Direction: Reproduce the entries verbatim, covering the stretch from the line containing "capacitor 0.1 upper: [1090, 91, 1102, 120]" through the line containing "svg-text:V2: V2: [390, 593, 425, 633]", with both of those lines included.

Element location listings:
** Begin **
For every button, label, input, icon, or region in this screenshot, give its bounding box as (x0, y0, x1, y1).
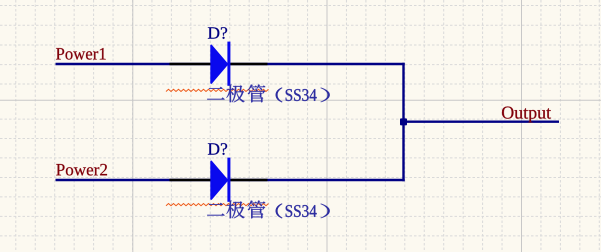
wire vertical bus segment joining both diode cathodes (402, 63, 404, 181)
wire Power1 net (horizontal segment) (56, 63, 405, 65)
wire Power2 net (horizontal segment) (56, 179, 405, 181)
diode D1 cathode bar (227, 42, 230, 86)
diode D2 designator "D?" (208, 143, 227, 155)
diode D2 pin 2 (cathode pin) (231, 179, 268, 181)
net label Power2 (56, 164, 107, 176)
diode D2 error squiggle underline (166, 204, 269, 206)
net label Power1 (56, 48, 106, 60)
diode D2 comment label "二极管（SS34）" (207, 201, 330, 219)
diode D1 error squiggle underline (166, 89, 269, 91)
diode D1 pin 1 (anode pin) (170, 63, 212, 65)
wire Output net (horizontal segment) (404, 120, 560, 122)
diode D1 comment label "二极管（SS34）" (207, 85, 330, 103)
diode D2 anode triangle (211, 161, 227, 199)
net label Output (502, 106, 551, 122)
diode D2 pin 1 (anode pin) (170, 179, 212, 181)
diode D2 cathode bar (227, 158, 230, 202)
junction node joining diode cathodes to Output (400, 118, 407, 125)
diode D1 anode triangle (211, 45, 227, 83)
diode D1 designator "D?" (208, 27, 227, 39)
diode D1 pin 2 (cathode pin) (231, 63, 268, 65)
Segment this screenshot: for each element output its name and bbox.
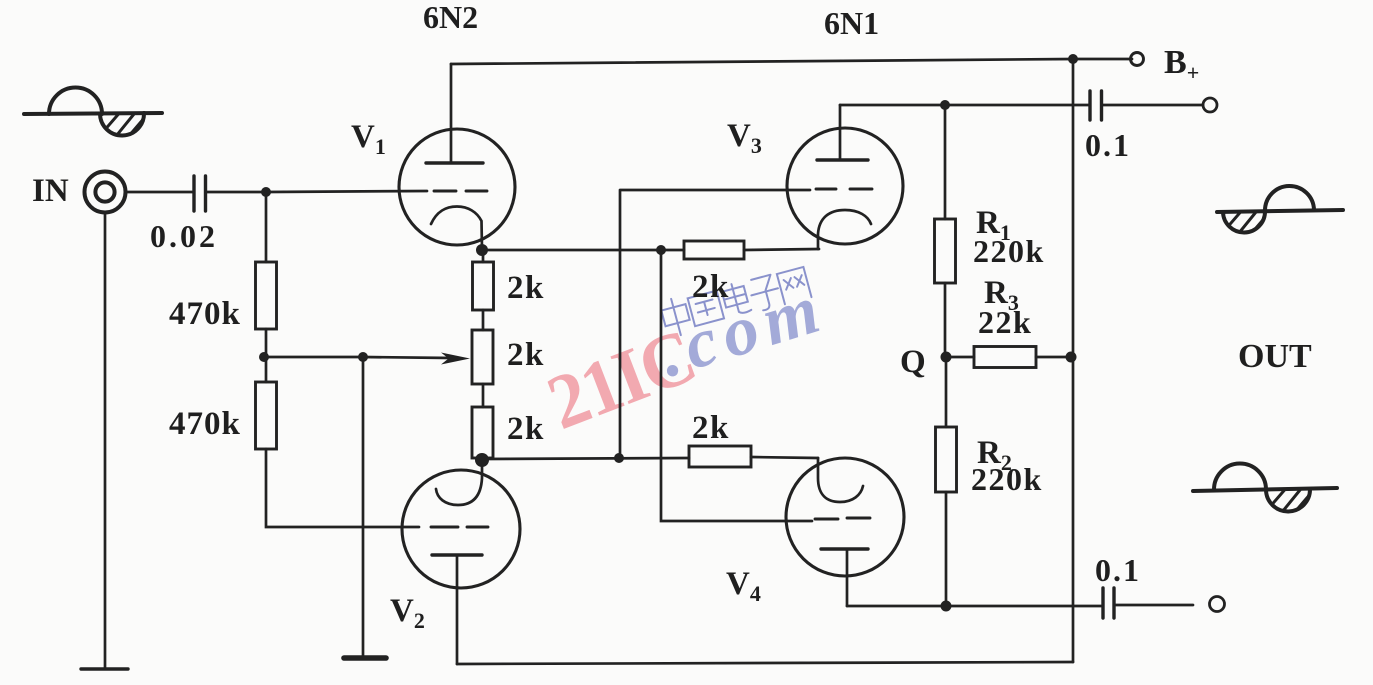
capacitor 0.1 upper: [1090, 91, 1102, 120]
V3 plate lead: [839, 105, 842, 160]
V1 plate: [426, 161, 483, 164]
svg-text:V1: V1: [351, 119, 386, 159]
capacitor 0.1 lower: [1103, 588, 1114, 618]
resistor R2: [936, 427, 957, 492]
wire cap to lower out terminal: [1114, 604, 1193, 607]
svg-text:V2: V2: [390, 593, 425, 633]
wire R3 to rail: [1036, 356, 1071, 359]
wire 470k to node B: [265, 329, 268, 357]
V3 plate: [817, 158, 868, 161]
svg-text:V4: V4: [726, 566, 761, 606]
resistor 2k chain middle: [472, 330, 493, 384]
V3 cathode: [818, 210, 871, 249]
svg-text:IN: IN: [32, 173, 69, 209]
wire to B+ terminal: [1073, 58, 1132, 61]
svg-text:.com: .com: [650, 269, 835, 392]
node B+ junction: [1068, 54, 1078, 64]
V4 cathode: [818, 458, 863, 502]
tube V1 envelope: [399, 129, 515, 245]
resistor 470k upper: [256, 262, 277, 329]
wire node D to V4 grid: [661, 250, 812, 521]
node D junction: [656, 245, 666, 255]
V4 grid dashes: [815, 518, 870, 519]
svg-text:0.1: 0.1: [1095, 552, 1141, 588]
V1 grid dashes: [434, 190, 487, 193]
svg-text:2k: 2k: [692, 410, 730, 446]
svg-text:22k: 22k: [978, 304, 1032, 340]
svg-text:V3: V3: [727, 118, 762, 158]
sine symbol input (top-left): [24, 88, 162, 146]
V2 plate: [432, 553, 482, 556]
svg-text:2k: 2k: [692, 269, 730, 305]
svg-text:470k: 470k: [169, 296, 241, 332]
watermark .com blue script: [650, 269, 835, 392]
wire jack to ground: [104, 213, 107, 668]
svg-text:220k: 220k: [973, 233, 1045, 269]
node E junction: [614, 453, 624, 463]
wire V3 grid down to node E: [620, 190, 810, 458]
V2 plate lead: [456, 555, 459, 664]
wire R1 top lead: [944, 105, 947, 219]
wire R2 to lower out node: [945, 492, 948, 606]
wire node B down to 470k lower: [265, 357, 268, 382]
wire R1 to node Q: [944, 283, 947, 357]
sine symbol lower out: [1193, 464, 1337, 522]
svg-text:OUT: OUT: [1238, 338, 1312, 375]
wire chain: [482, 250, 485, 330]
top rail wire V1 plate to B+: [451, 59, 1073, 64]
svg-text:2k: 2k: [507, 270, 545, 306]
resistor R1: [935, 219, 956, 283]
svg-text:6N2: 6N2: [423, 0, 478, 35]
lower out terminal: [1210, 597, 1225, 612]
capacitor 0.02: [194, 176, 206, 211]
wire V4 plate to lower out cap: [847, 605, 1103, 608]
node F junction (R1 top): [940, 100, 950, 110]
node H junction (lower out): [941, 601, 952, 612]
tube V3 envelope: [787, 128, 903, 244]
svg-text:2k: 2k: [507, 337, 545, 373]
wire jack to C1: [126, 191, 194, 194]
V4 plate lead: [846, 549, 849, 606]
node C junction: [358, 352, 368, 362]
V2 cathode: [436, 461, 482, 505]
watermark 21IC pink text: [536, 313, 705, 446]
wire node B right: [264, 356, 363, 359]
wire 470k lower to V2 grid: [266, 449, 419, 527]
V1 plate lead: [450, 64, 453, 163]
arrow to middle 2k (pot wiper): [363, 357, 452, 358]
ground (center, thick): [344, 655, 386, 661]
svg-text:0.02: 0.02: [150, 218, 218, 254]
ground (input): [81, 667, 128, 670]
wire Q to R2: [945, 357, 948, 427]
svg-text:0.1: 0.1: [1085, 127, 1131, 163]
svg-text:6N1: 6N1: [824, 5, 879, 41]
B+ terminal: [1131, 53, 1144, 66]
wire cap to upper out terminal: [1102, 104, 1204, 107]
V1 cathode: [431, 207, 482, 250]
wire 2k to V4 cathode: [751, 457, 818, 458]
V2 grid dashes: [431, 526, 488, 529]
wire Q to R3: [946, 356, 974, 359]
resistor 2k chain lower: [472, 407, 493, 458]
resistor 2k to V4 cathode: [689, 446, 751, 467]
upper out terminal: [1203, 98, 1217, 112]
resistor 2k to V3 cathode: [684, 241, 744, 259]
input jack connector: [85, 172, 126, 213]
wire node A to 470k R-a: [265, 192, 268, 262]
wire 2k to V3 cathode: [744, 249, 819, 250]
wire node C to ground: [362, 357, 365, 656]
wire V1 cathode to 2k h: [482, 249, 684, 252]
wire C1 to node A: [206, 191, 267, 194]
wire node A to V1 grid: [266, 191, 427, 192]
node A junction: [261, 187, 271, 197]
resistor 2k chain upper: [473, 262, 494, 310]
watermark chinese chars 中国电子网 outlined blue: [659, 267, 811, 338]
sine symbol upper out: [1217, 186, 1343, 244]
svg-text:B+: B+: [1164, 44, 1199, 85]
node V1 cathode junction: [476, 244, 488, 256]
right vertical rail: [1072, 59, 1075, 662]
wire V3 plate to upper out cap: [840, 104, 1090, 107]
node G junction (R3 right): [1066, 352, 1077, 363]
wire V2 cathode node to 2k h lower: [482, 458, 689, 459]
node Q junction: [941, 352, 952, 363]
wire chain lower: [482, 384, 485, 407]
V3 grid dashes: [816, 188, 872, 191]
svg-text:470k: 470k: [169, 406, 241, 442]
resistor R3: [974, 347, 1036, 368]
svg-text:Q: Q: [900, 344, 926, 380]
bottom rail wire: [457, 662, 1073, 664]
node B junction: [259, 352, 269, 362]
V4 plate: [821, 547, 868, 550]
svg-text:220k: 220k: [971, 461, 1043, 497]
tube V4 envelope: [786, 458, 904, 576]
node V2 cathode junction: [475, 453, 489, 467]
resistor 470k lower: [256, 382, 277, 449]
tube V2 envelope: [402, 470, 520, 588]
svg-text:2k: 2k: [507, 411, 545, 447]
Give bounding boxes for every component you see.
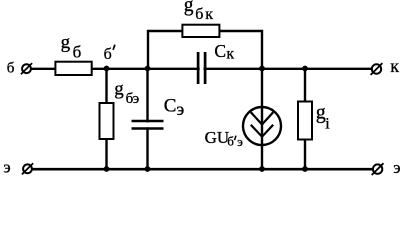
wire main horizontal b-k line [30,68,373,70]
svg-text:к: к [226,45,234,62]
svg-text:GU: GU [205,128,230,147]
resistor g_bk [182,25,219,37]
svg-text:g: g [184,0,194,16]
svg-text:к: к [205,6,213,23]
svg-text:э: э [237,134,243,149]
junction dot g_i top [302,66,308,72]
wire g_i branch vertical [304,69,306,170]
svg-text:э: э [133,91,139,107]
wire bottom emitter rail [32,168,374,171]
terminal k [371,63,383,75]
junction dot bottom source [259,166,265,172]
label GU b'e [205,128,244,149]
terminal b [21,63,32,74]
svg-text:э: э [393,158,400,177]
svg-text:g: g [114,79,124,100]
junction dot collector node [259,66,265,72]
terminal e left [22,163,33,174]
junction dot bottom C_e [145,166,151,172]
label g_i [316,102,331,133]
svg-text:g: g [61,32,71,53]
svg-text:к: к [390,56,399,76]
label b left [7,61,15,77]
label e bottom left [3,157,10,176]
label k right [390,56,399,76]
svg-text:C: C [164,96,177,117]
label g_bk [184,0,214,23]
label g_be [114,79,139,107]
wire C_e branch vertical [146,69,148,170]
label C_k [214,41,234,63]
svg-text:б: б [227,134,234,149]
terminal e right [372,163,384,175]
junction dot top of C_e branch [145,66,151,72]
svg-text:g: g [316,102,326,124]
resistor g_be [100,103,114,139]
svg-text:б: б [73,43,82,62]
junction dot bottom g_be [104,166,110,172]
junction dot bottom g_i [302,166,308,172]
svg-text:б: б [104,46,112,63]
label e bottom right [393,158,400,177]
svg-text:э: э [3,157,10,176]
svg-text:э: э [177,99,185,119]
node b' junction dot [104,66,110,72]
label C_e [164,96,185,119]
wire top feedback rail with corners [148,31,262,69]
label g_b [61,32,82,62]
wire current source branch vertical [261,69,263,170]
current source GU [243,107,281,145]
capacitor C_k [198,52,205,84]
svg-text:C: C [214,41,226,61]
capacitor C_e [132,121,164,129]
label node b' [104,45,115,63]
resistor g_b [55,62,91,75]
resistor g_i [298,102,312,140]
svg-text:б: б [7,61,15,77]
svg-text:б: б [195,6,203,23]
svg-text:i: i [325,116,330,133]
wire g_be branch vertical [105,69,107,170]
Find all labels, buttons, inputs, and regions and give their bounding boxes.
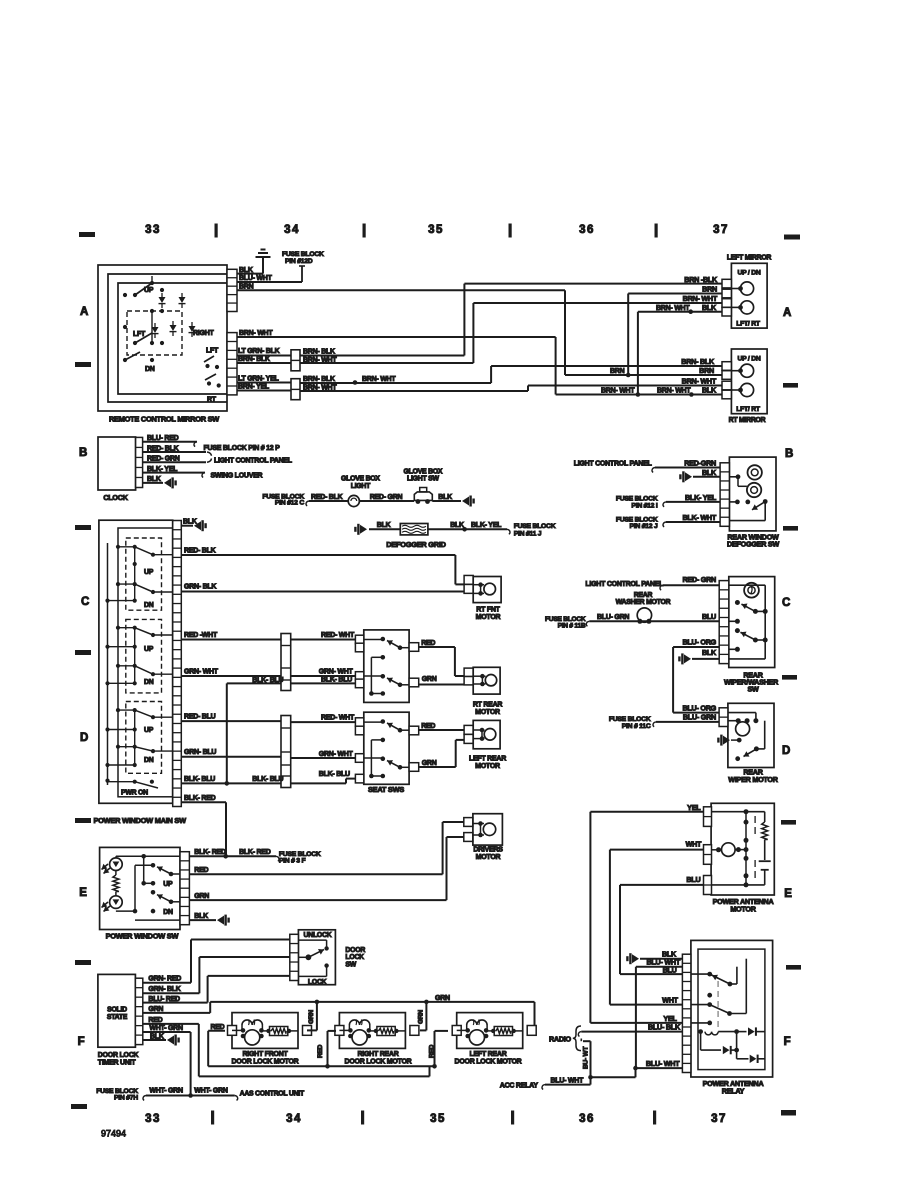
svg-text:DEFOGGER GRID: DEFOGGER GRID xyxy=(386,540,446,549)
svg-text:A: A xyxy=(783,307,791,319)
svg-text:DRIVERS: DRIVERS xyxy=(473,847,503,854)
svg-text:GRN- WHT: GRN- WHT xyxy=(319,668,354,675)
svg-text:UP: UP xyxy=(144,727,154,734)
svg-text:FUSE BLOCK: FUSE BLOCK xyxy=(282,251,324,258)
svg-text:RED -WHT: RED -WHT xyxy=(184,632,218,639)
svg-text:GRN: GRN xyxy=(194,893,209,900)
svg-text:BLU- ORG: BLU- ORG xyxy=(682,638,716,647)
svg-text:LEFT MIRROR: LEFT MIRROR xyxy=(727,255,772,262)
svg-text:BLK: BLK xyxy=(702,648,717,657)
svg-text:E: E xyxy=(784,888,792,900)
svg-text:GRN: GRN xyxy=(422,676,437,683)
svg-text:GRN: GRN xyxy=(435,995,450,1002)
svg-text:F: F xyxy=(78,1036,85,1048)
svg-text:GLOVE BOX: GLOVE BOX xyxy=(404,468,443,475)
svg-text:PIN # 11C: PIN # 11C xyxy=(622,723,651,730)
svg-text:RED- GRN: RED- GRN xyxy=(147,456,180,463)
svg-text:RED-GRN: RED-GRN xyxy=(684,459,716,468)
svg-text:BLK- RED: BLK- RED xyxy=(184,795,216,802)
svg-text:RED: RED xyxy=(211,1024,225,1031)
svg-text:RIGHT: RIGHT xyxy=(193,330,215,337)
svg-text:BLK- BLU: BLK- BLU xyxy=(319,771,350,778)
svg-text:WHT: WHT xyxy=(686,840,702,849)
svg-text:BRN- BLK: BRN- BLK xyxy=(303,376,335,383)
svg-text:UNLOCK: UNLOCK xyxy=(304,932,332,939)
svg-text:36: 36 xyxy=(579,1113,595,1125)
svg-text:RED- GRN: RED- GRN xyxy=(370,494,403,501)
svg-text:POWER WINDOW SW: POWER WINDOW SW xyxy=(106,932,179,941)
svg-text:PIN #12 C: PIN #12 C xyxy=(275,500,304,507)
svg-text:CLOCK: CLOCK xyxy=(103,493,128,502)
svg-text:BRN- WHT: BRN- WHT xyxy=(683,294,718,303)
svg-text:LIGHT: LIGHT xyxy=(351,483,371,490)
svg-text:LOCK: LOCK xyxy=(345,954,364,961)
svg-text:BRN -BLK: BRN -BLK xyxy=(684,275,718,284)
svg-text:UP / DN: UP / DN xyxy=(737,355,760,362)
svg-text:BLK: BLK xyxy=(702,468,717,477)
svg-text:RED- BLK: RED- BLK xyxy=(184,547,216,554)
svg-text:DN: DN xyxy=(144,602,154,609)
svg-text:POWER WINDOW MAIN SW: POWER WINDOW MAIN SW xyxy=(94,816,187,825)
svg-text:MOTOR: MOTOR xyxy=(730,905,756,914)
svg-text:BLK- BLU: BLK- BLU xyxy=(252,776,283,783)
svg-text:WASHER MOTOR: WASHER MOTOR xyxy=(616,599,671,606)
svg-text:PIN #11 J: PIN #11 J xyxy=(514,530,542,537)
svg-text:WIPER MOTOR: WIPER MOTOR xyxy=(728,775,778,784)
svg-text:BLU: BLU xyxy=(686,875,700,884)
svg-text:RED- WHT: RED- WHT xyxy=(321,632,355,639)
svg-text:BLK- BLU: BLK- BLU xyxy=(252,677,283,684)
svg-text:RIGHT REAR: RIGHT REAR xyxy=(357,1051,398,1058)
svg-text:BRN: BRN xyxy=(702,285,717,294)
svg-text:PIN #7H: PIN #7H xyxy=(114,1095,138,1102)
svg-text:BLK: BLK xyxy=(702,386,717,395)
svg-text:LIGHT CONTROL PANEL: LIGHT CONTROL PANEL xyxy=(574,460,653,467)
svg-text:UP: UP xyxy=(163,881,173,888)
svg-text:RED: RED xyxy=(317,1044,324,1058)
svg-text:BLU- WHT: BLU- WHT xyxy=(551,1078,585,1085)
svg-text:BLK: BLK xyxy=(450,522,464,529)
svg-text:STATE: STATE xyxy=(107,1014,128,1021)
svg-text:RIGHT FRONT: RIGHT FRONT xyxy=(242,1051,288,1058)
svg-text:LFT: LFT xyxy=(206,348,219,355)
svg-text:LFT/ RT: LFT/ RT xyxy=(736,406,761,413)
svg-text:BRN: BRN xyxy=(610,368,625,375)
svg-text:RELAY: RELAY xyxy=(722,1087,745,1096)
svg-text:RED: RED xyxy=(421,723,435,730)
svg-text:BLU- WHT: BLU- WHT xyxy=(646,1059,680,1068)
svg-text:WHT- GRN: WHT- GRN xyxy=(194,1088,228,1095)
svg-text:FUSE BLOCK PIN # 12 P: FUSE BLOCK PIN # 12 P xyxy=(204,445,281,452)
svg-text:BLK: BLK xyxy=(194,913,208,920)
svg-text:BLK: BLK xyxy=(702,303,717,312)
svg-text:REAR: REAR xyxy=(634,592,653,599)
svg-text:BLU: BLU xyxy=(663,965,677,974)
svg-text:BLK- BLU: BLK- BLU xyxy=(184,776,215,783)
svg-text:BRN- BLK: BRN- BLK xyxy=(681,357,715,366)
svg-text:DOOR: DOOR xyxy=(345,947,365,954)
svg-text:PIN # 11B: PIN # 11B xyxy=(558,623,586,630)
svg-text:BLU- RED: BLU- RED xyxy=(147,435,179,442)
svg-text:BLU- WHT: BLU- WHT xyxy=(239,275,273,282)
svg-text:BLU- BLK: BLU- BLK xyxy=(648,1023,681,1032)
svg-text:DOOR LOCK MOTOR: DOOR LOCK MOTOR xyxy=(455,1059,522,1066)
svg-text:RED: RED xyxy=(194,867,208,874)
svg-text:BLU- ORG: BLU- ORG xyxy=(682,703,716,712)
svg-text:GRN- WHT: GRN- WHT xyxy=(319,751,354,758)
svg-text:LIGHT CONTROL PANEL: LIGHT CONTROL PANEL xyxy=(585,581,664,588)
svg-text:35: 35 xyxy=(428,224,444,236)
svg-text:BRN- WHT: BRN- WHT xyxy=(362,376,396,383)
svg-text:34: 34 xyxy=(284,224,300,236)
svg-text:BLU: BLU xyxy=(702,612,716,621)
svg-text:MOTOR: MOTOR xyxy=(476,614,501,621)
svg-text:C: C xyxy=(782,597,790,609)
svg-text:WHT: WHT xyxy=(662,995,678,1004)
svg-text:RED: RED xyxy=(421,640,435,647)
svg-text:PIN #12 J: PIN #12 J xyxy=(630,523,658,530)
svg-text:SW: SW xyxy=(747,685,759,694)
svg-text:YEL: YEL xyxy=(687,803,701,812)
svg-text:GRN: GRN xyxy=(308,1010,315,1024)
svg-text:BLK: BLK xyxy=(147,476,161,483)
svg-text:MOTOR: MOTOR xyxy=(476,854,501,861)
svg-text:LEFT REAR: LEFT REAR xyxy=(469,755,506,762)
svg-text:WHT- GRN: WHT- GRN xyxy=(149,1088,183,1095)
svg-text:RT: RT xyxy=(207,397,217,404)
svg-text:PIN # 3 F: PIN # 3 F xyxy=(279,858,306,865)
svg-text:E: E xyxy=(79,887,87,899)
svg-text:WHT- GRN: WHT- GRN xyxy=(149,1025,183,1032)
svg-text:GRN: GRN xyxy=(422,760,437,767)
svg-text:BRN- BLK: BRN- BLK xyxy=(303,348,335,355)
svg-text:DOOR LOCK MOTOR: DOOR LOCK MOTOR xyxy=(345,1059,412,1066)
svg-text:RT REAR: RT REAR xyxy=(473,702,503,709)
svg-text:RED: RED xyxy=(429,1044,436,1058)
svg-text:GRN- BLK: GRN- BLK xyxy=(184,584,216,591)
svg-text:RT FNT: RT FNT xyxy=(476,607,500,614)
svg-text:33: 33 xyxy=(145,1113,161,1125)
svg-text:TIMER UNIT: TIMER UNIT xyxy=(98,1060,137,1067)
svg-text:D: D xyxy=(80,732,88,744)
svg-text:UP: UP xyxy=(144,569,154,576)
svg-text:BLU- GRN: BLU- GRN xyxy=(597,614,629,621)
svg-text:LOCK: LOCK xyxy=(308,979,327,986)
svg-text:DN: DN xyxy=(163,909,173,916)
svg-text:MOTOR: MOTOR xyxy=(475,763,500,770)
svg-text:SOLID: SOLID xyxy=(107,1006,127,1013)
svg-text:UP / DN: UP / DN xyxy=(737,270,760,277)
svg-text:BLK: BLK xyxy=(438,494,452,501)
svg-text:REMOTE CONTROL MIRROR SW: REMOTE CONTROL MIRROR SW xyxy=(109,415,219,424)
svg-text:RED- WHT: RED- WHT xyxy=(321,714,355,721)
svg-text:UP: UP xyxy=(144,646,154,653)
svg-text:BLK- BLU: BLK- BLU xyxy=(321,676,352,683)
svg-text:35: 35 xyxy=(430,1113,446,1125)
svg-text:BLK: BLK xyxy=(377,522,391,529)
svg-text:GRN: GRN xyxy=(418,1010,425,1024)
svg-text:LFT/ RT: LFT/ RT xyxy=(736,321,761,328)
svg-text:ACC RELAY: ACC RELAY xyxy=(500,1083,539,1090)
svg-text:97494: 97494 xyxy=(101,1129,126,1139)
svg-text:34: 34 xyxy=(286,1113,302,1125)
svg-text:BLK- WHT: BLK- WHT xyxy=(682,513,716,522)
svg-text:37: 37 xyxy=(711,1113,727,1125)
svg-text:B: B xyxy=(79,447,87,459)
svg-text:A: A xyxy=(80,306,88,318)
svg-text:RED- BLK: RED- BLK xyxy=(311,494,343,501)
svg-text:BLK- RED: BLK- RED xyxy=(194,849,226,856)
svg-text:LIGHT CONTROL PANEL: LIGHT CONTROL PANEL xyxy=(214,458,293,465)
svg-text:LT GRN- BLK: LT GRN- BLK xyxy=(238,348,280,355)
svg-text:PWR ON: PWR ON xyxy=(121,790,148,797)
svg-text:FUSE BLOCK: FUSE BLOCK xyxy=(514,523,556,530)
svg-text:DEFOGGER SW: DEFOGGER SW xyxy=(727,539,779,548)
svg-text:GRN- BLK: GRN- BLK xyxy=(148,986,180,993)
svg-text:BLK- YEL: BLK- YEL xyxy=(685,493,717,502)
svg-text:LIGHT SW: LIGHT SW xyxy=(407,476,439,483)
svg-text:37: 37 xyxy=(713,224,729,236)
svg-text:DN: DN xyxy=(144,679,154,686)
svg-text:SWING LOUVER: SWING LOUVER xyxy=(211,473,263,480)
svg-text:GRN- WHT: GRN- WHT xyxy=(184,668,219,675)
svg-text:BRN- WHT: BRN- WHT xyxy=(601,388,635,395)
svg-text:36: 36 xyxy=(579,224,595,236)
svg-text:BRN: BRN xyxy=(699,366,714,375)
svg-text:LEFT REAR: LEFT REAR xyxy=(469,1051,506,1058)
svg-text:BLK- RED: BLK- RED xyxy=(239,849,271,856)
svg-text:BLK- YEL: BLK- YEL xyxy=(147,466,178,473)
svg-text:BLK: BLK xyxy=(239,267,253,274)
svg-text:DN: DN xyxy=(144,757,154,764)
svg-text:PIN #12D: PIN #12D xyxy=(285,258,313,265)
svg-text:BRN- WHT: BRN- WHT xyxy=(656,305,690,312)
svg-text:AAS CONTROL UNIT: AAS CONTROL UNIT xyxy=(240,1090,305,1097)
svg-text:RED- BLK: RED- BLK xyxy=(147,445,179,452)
** End **
Solved problem:
capacitor 0.1 upper: [1090, 91, 1102, 120]
V3 plate lead: [839, 105, 842, 160]
V1 plate: [426, 161, 483, 164]
svg-text:V1: V1: [351, 119, 386, 159]
capacitor 0.1 lower: [1103, 588, 1114, 618]
resistor R2: [936, 427, 957, 492]
wire cap to lower out terminal: [1114, 604, 1193, 607]
svg-text:V2: V2: [390, 593, 425, 633]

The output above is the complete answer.